Collected data entries

------------------------------------------------------------

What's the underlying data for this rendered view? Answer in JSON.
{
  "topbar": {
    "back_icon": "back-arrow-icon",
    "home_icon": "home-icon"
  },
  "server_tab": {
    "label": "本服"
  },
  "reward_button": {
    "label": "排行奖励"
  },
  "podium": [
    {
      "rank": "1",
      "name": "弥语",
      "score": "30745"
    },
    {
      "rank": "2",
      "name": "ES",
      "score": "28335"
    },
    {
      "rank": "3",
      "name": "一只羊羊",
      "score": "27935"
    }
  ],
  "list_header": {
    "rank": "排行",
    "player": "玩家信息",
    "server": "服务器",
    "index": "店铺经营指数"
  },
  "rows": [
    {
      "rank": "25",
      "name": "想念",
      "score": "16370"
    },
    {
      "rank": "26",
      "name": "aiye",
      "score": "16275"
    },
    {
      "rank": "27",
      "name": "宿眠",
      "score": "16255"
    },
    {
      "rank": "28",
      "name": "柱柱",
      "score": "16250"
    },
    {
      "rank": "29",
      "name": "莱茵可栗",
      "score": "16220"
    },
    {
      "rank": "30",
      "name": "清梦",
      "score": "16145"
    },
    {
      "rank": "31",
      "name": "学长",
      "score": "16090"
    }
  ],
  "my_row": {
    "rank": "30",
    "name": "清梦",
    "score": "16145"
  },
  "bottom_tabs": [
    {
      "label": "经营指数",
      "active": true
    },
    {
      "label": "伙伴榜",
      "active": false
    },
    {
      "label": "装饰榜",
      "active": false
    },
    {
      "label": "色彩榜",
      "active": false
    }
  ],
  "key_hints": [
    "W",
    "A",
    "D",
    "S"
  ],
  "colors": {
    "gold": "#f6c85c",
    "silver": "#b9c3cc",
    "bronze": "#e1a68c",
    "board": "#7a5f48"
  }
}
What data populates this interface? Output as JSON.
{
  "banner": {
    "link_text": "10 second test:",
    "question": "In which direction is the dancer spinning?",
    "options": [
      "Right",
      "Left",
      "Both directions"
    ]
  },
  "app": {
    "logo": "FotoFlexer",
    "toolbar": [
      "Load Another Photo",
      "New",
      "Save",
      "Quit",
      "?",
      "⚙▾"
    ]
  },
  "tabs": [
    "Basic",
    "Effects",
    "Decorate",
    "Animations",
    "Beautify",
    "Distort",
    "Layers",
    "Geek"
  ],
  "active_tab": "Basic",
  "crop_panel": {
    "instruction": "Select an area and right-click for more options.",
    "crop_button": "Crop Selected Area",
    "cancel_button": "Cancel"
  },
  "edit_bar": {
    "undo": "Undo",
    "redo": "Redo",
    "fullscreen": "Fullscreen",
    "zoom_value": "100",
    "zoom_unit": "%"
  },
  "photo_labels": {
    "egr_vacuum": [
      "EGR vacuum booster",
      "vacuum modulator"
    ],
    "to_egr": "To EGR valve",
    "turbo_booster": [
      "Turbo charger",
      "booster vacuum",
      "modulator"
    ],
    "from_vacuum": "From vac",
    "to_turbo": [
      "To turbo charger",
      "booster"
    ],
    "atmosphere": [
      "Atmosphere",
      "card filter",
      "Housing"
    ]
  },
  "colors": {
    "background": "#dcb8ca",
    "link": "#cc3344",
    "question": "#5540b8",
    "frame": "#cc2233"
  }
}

------------------------------------------------------------

*Aim*
Return, from the data, each line that has the word "What" in it.

*Finished answer*
What's the underlying data for this rendered view? Answer in JSON.
What data populates this interface? Output as JSON.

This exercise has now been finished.